Your task —
Set down each entry exactly as given; pictures should not appear in the copy.

Records from a dataset:
[BEGIN]
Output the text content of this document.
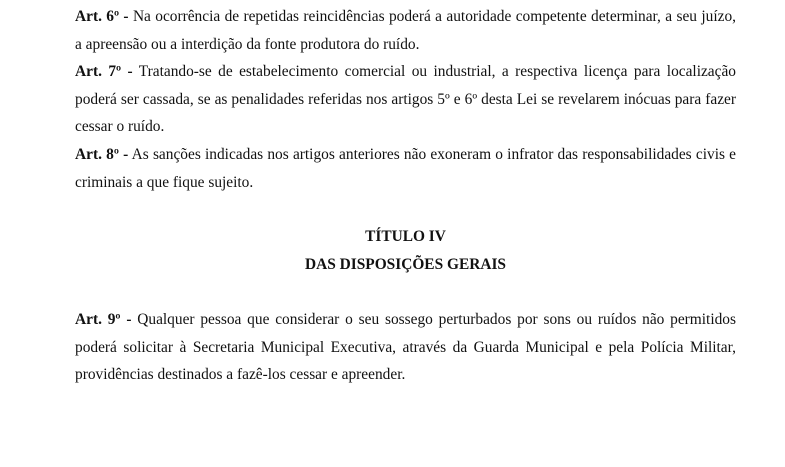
Art. 6º - Na ocorrência de repetidas reincidências poderá a autoridade competente determinar, a seu juízo, a apreensão ou a interdição da fonte produtora do ruído.

Art. 7º - Tratando-se de estabelecimento comercial ou industrial, a respectiva licença para localização poderá ser cassada, se as penalidades referidas nos artigos 5º e 6º desta Lei se revelarem inócuas para fazer cessar o ruído.

Art. 8º - As sanções indicadas nos artigos anteriores não exoneram o infrator das responsabilidades civis e criminais a que fique sujeito.

TÍTULO IV

DAS DISPOSIÇÕES GERAIS

Art. 9º - Qualquer pessoa que considerar o seu sossego perturbados por sons ou ruídos não permitidos poderá solicitar à Secretaria Municipal Executiva, através da Guarda Municipal e pela Polícia Militar, providências destinados a fazê-los cessar e apreender.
[END]
Answer to this exercise —
Output the text content of this document.
Art. 6º - Na ocorrência de repetidas reincidências poderá a autoridade competente determinar, a seu juízo, a apreensão ou a interdição da fonte produtora do ruído.

Art. 7º - Tratando-se de estabelecimento comercial ou industrial, a respectiva licença para localização poderá ser cassada, se as penalidades referidas nos artigos 5º e 6º desta Lei se revelarem inócuas para fazer cessar o ruído.

Art. 8º - As sanções indicadas nos artigos anteriores não exoneram o infrator das responsabilidades civis e criminais a que fique sujeito.

TÍTULO IV

DAS DISPOSIÇÕES GERAIS

Art. 9º - Qualquer pessoa que considerar o seu sossego perturbados por sons ou ruídos não permitidos poderá solicitar à Secretaria Municipal Executiva, através da Guarda Municipal e pela Polícia Militar, providências destinados a fazê-los cessar e apreender.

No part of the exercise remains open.